>>>>>

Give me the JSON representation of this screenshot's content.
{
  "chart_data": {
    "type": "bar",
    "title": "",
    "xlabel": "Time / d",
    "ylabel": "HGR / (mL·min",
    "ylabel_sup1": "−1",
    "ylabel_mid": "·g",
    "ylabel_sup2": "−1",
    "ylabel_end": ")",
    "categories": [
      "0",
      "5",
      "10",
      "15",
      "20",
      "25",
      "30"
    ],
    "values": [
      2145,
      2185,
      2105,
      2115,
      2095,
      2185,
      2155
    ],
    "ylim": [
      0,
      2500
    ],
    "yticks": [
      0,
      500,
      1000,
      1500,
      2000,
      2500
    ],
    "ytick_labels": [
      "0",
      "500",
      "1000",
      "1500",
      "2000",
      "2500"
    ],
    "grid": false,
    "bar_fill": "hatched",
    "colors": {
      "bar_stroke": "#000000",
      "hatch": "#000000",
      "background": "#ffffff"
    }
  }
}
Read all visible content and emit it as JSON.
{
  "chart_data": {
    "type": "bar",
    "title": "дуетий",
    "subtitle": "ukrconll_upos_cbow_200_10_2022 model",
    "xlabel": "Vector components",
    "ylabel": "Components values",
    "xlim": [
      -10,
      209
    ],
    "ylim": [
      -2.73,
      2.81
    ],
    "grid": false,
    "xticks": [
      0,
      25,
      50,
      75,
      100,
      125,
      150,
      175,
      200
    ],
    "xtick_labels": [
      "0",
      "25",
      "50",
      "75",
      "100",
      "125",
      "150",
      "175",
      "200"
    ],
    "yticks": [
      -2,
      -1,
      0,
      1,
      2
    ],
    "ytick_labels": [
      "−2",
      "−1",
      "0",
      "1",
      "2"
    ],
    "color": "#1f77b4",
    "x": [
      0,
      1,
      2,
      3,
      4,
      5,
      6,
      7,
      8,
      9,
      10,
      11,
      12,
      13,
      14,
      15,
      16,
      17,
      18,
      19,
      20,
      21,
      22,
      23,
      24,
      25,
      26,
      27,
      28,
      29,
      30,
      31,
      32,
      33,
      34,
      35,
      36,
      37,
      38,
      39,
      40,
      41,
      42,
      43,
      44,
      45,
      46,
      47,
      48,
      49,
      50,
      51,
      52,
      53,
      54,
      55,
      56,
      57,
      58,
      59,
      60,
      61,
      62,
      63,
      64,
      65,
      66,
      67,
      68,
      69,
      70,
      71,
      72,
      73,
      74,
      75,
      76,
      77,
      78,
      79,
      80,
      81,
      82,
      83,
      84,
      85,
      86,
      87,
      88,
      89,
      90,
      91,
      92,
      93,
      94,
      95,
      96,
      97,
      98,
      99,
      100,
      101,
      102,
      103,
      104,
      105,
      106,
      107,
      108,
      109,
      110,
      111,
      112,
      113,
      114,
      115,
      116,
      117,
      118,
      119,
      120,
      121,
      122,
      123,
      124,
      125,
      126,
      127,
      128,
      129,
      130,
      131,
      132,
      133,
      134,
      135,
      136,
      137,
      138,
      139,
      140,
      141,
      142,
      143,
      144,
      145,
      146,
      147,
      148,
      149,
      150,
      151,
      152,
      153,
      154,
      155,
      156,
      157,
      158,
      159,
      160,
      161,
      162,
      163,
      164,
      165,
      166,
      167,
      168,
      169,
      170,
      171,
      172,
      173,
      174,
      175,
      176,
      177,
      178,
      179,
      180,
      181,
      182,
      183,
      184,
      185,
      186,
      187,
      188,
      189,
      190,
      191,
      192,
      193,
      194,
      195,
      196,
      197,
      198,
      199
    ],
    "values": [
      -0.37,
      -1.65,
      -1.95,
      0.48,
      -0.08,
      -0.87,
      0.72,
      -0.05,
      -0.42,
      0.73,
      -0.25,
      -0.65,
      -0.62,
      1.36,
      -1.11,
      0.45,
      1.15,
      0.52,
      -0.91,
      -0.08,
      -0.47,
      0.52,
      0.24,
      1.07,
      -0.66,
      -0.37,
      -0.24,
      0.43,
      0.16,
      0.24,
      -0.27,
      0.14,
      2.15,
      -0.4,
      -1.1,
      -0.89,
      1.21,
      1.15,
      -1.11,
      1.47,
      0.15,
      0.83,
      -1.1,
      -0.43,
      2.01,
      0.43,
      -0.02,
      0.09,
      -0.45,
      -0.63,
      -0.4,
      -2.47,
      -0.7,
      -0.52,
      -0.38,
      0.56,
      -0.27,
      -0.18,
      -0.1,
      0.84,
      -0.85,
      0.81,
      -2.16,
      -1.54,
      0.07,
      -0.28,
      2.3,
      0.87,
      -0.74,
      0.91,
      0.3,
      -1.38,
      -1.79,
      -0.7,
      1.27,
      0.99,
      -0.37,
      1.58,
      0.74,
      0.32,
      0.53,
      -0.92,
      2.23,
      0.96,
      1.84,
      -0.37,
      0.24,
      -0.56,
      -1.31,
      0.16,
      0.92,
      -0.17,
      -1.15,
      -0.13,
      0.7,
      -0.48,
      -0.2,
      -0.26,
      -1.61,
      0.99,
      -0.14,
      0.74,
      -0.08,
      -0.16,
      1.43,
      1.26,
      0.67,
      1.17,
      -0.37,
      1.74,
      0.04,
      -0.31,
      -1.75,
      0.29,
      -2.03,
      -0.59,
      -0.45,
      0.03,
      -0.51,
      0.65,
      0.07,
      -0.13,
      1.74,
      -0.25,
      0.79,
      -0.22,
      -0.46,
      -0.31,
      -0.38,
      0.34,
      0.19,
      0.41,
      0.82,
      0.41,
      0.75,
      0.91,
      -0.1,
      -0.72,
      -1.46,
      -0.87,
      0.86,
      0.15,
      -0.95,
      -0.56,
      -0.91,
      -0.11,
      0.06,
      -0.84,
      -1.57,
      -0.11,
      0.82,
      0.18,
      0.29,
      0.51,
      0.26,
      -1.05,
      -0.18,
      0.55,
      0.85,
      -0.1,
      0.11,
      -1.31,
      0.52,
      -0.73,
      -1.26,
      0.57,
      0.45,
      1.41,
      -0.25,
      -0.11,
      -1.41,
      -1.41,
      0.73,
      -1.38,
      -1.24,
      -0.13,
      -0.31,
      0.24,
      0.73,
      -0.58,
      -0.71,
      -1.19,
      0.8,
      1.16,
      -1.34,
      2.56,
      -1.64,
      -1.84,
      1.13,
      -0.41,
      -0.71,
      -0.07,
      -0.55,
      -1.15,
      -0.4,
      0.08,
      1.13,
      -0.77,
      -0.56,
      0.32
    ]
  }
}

<<<<<

- [WRITTEN REQUEST] Reproduce every line from the entries that holds the word "xlabel".

- [COMPLETED TASK]
    "xlabel": "Time / d",
    "xlabel": "Vector components",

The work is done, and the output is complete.